PROBLEM DESCRIPTION - In the records that follow, locate every line with "text" and extract it.

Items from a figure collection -
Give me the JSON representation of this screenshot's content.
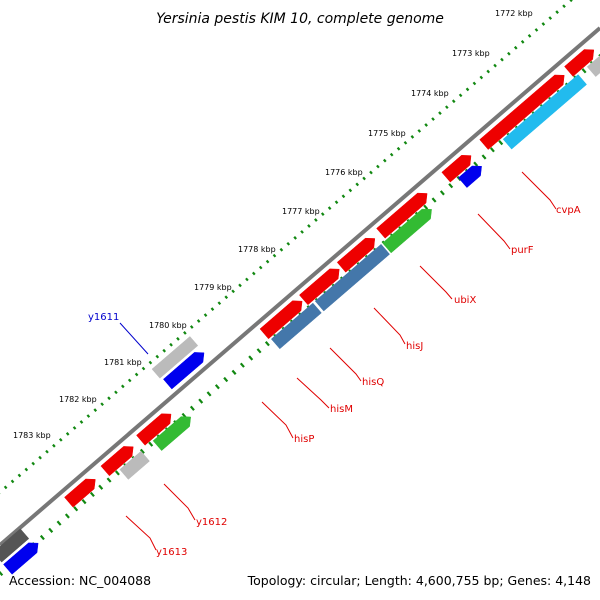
{
  "title": "Yersinia pestis KIM 10, complete genome",
  "footer": {
    "accession": "Accession: NC_004088",
    "topology": "Topology: circular; Length: 4,600,755 bp; Genes: 4,148"
  },
  "ruler_labels": [
    "1772 kbp",
    "1773 kbp",
    "1774 kbp",
    "1775 kbp",
    "1776 kbp",
    "1777 kbp",
    "1778 kbp",
    "1779 kbp",
    "1780 kbp",
    "1781 kbp",
    "1782 kbp",
    "1783 kbp"
  ],
  "gene_labels": [
    {
      "text": "cvpA",
      "color": "red"
    },
    {
      "text": "purF",
      "color": "red"
    },
    {
      "text": "ubiX",
      "color": "red"
    },
    {
      "text": "hisJ",
      "color": "red"
    },
    {
      "text": "hisQ",
      "color": "red"
    },
    {
      "text": "hisM",
      "color": "red"
    },
    {
      "text": "hisP",
      "color": "red"
    },
    {
      "text": "y1611",
      "color": "blue"
    },
    {
      "text": "y1612",
      "color": "red"
    },
    {
      "text": "y1613",
      "color": "red"
    }
  ],
  "colors": {
    "backbone": "#777777",
    "tick": "#118811",
    "cds_red": "#ee0000",
    "blue": "#0000ee",
    "gray_light": "#bbbbbb",
    "gray_dark": "#555555",
    "cyan": "#22bbee",
    "steel": "#4477aa",
    "green": "#33bb33",
    "label_red": "#e00000",
    "label_blue": "#0000cc"
  }
}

SOLUTION TO THIS TASK -
      "text": "cvpA",
      "text": "purF",
      "text": "ubiX",
      "text": "hisJ",
      "text": "hisQ",
      "text": "hisM",
      "text": "hisP",
      "text": "y1611",
      "text": "y1612",
      "text": "y1613",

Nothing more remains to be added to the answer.